[Opening INPUT DATA section]

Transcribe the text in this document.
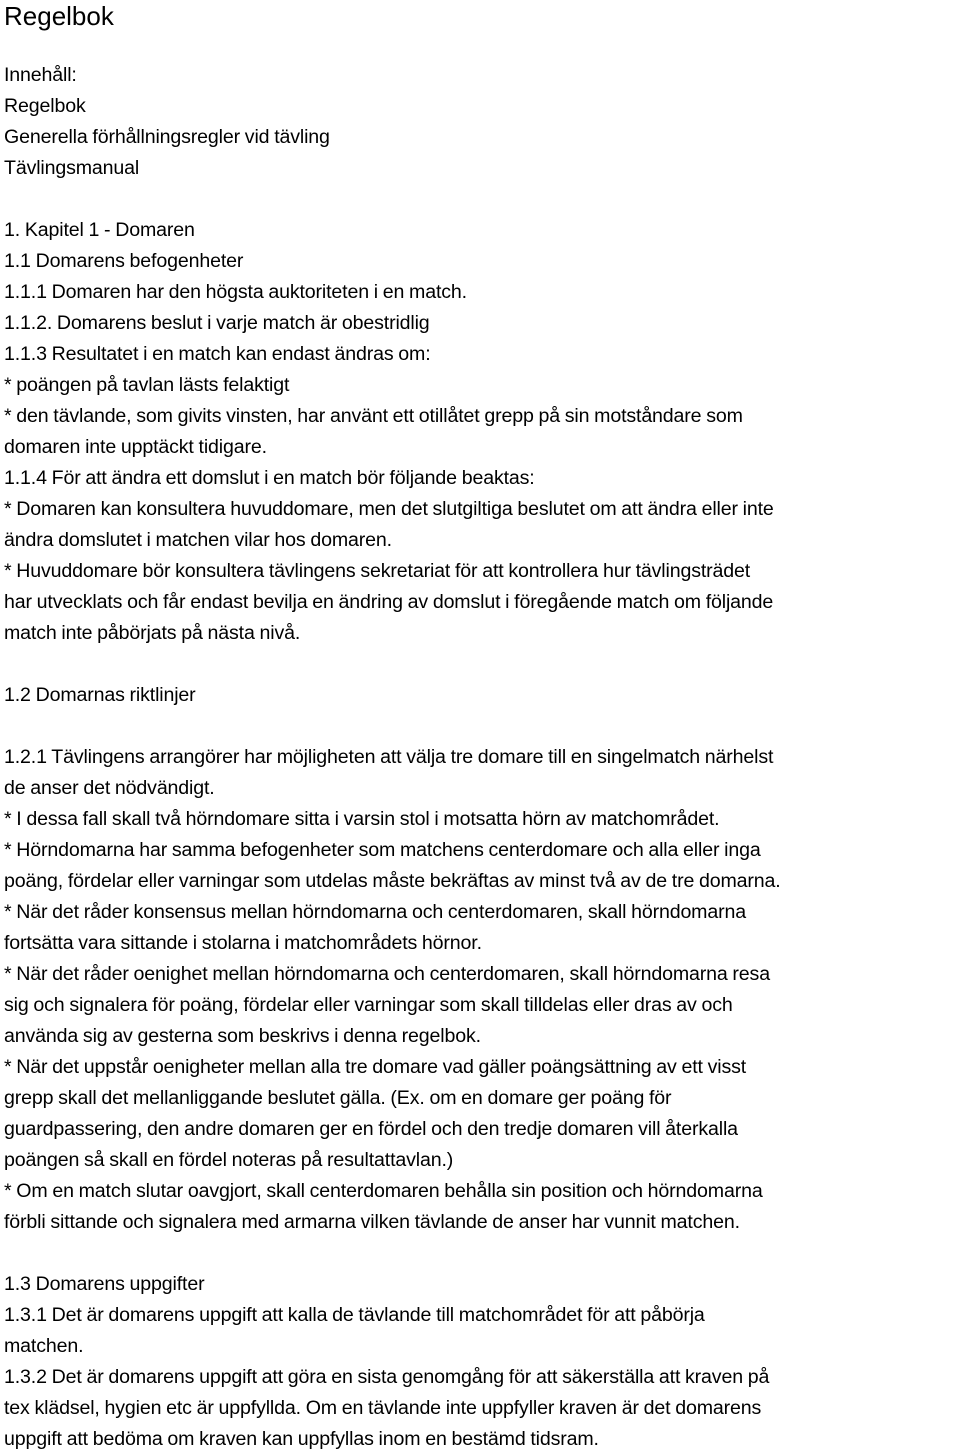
Regelbok
Innehåll:
Regelbok
Generella förhållningsregler vid tävling
Tävlingsmanual
1. Kapitel 1 - Domaren
1.1 Domarens befogenheter
1.1.1 Domaren har den högsta auktoriteten i en match.
1.1.2. Domarens beslut i varje match är obestridlig
1.1.3 Resultatet i en match kan endast ändras om:
* poängen på tavlan lästs felaktigt
* den tävlande, som givits vinsten, har använt ett otillåtet grepp på sin motståndare som
domaren inte upptäckt tidigare.
1.1.4 För att ändra ett domslut i en match bör följande beaktas:
* Domaren kan konsultera huvuddomare, men det slutgiltiga beslutet om att ändra eller inte
ändra domslutet i matchen vilar hos domaren.
* Huvuddomare bör konsultera tävlingens sekretariat för att kontrollera hur tävlingsträdet
har utvecklats och får endast bevilja en ändring av domslut i föregående match om följande
match inte påbörjats på nästa nivå.
1.2 Domarnas riktlinjer
1.2.1 Tävlingens arrangörer har möjligheten att välja tre domare till en singelmatch närhelst
de anser det nödvändigt.
* I dessa fall skall två hörndomare sitta i varsin stol i motsatta hörn av matchområdet.
* Hörndomarna har samma befogenheter som matchens centerdomare och alla eller inga
poäng, fördelar eller varningar som utdelas måste bekräftas av minst två av de tre domarna.
* När det råder konsensus mellan hörndomarna och centerdomaren, skall hörndomarna
fortsätta vara sittande i stolarna i matchområdets hörnor.
* När det råder oenighet mellan hörndomarna och centerdomaren, skall hörndomarna resa
sig och signalera för poäng, fördelar eller varningar som skall tilldelas eller dras av och
använda sig av gesterna som beskrivs i denna regelbok.
* När det uppstår oenigheter mellan alla tre domare vad gäller poängsättning av ett visst
grepp skall det mellanliggande beslutet gälla. (Ex. om en domare ger poäng för
guardpassering, den andre domaren ger en fördel och den tredje domaren vill återkalla
poängen så skall en fördel noteras på resultattavlan.)
* Om en match slutar oavgjort, skall centerdomaren behålla sin position och hörndomarna
förbli sittande och signalera med armarna vilken tävlande de anser har vunnit matchen.
1.3 Domarens uppgifter
1.3.1 Det är domarens uppgift att kalla de tävlande till matchområdet för att påbörja
matchen.
1.3.2 Det är domarens uppgift att göra en sista genomgång för att säkerställa att kraven på
tex klädsel, hygien etc är uppfyllda. Om en tävlande inte uppfyller kraven är det domarens
uppgift att bedöma om kraven kan uppfyllas inom en bestämd tidsram.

[Closing INPUT DATA section]

# WORK TASK
For the string "endast", return every line of the data where it appears.

# RESPONSE FOR THIS EXERCISE
1.1.3 Resultatet i en match kan endast ändras om:
har utvecklats och får endast bevilja en ändring av domslut i föregående match om följande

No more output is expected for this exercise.